## CONSEGNA 1
Nel testo sulla selezione naturale e la riproduzione, che cosa presuppone la selezione naturale per potersi attivare?
## CONSEGNA 2
Traduca in inglese la seguente frase del testo sulla selezione naturale e la riproduzione: "Il filosofo americano Edward Feser si inserisce nel dibattito e osserva a sua volta che la selezione naturale, da sola, non può spiegare l’origine della riproduzione, perché essa stessa presuppone la riproduzione per potersi attivare."
## CONSEGNA 3
Prosegua il testo sulla selezione naturale e la riproduzione a partire dal punto in cui si interrompe.

## TESTO DI STUDIO
+ + + + + + +
La selezione naturale non spiega la riproduzione

Il filosofo americano Edward Feser si inserisce nel dibattito e osserva a sua volta che la selezione naturale, da sola, non può spiegare l’origine della riproduzione, perché essa stessa presuppone la riproduzione per potersi attivare.

La selezione naturale, infatti, agisce su organismi già esistenti e già capaci di riprodursi: non può quindi spiegare come la riproduzione sia sorta in primo luogo, perché non esisterebbe alcuna trasmissione di tratti senza una struttura riproduttiva già operativa. In termini logici, si tratta di un ragionamento circolare: si usa un meccanismo (selezione) per spiegare qualcosa (riproduzione) che è a sua volta condizione necessaria perché quel meccanismo possa funzionare.

L’evidenza di tale contraddizione sembra simile a ciò che argomenta da tempo Stephen C. Meyer (massimo intellettuale dell’Intelligent Desing), ma nel caso di Feser non c’è fortunatamente alcun discostamento dall’adesione piena dell’evoluzionismo verso improbabili spiegazioni creazioniste.

Lo stesso biologo evolutivo Rothman, come già accennato, nota che la riproduzione, in molti casi, non favorisce affatto la sopravvivenza dell’individuo, anzi può danneggiarla gravemente (insetti che muoiono dopo l’accoppiamento, madri che rischiano la vita nel parto, energie biologiche sottratte alla conservazione dell’organismo per essere investite nella procreazione ecc.).
+ + + + + + +
[Voci salvate]
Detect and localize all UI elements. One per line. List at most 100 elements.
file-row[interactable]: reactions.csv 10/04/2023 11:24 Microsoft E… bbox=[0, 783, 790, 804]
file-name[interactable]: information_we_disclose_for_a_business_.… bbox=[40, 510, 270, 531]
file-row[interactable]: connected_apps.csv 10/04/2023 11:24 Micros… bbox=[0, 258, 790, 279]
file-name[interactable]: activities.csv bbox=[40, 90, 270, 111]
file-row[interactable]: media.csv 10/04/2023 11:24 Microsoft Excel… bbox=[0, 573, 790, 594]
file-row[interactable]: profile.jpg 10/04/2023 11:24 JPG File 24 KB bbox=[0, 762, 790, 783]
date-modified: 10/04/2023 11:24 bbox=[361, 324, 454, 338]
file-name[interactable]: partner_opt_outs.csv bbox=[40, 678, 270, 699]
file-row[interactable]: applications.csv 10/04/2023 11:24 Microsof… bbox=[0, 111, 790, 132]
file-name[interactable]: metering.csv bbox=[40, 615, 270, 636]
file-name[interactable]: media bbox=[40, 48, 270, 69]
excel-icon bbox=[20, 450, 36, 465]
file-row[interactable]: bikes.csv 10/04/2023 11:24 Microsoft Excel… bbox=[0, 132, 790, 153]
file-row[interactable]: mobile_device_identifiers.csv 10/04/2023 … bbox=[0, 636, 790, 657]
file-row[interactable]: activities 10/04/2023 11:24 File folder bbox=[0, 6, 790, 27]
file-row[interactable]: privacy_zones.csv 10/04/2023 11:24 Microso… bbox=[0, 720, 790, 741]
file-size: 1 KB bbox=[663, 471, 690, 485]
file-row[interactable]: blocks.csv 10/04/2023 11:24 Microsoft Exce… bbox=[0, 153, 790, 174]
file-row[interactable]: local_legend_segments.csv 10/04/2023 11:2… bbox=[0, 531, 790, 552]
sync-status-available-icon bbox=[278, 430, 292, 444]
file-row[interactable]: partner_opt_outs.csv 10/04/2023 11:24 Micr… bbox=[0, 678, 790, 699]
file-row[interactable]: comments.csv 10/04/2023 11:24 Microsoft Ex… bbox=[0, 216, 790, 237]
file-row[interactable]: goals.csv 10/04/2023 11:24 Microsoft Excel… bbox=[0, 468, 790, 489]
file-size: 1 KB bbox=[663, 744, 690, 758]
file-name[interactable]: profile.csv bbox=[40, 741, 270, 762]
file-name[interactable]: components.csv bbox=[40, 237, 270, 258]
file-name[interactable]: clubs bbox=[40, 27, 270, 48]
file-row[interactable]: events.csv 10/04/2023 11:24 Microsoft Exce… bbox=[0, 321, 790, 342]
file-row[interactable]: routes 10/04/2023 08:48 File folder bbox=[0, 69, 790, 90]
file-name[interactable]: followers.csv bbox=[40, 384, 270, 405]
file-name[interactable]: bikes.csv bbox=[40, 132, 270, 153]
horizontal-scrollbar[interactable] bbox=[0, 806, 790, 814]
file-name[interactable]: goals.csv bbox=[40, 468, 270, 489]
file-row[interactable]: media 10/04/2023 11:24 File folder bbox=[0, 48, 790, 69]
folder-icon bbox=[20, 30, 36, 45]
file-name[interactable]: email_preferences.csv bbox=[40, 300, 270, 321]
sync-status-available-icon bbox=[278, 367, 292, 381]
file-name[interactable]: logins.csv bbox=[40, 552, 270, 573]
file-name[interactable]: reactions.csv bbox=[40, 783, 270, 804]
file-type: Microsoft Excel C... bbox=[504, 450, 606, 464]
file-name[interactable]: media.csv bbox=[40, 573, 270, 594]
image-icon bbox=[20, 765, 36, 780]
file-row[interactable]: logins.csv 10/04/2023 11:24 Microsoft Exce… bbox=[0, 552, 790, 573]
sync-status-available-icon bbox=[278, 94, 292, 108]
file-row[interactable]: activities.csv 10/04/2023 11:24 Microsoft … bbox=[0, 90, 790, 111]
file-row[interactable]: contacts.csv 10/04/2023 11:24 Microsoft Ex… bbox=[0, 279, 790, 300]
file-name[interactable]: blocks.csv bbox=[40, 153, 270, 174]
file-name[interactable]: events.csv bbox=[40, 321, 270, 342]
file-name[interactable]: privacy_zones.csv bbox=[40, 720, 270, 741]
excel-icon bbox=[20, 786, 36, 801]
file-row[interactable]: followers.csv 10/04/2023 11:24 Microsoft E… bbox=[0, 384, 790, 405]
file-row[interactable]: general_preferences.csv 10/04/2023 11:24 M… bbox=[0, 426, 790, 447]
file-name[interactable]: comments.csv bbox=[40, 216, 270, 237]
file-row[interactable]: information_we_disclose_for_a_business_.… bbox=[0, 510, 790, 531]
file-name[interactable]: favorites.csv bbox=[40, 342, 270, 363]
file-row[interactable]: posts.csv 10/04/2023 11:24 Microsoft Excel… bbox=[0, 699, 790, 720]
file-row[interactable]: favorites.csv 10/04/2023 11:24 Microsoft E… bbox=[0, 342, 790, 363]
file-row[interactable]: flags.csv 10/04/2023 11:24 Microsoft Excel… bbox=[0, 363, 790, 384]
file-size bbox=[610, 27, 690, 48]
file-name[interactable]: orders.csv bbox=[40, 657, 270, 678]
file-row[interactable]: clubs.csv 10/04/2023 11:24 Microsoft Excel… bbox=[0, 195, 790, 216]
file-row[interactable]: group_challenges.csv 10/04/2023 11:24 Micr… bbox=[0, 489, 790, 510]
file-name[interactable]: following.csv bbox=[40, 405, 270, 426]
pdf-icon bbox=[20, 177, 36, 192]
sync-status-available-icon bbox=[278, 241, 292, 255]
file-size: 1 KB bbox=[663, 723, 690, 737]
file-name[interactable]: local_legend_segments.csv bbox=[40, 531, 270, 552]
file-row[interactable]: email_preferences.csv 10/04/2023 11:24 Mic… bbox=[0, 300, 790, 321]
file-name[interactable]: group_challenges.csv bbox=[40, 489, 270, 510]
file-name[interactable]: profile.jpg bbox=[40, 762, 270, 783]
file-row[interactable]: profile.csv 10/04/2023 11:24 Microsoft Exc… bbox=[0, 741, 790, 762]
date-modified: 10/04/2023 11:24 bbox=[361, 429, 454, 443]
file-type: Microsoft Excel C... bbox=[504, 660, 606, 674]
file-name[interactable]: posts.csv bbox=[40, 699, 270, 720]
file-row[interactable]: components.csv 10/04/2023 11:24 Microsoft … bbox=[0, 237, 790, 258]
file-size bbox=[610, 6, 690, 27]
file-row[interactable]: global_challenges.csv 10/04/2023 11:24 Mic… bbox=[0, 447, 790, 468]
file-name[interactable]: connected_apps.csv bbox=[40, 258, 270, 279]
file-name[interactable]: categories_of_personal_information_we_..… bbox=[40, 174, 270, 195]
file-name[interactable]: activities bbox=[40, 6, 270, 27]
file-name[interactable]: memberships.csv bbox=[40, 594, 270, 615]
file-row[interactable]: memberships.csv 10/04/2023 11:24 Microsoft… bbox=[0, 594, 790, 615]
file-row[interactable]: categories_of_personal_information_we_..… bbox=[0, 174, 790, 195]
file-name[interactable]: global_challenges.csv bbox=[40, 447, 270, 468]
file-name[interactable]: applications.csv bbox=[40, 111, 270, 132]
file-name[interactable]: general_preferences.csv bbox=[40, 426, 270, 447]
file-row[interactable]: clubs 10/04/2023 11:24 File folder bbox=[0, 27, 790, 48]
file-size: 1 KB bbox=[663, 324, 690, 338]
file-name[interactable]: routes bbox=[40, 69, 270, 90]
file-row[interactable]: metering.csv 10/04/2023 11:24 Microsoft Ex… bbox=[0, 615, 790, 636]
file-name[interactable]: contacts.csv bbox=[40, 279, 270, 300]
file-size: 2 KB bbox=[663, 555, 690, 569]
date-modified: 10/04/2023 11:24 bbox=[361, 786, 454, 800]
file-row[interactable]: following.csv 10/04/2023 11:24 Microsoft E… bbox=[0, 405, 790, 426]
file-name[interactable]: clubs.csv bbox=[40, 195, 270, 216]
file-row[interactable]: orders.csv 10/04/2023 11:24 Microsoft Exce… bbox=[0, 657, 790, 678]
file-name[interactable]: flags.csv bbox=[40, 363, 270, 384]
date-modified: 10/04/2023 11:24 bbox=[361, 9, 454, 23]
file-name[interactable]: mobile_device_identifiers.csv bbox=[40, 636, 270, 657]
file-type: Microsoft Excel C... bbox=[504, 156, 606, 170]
+ + + + + + +
## RISPOSTA ATTESA 1
La riproduzione.

## RISPOSTA ATTESA 2
The American philosopher Edward Feser joins the debate and in turn observes that natural selection, on its own, cannot explain the origin of reproduction, because it itself presupposes reproduction in order to come into operation.

## RISPOSTA ATTESA 3
Questo sembra in contraddizione con il principio darwiniano secondo cui la selezione premia ciò che aiuta a sopravvivere. Rothman conclude così che l’impulso alla riproduzione è troppo costante, troppo universale, troppo centrale per essere spiegato in termini di selezione, e suggerisce che esso sia una proprietà intrinseca e misteriosa della vita stessa.

Alcuni biologi evoluzionisti rispondono sostenendo che la selezione agisce non sull’individuo ma sui geni: ciò che importa è che un certo patrimonio genetico si trasmetta, non che il singolo sopravviva.

Ma anche questa obiezione, fa notare il filosofo Feser, resta interna a un paradigma che dà per scontato un meccanismo di riproduzione funzionante. In altre parole, si torna al punto di partenza: come si è generata la capacità di trasmettere informazioni genetiche, se non c’era alcun organismo che la possedeva inizialmente?

 

Finalismo e teleologia nell’evoluzione biologica

Secondo Feser, per sciogliere questo nodo occorre recuperare una prospettiva teleologica, cioè orientata al fine, propria della tradizione aristotelico-tomista.

Nella visione classica, la riproduzione non è un tratto accidentale o un sottoprodotto dell’adattamento, ma una funzione essenziale della vita stessa. Un essere vivente, per essere tale, tende naturalmente a generare altri esseri della stessa specie, ed è proprio questa dinamica che rivela un ordine, una finalità. Si tratta di una “causa finale” che non si può ridurre a pura meccanica o casualità.

Se la vita è intrinsecamente teleologica, allora anche l’evoluzione stessa potrebbe essere orientata a un fine, o almeno strutturata in modo da permettere l’emergere ordinato di forme sempre più complesse.

Pensatori come Massimo Piattelli Palmarini, Jerry Fodor e Thomas Nagel, pur non condividendo la metafisica tomista, hanno anch’essi evidenziato i limiti del darwinismo come teoria totale.

Piattelli Palmarini e Fodor, ad esempio, hanno mostrato come la selezione naturale fallisca nel distinguere tra tratti biologici selezionati per una funzione e quelli selezionati insieme ad altri, senza un fine specifico4M. Piattelli Palmarini, J. Fodor, Gli errori di Darwin, Feltrinelli 2012.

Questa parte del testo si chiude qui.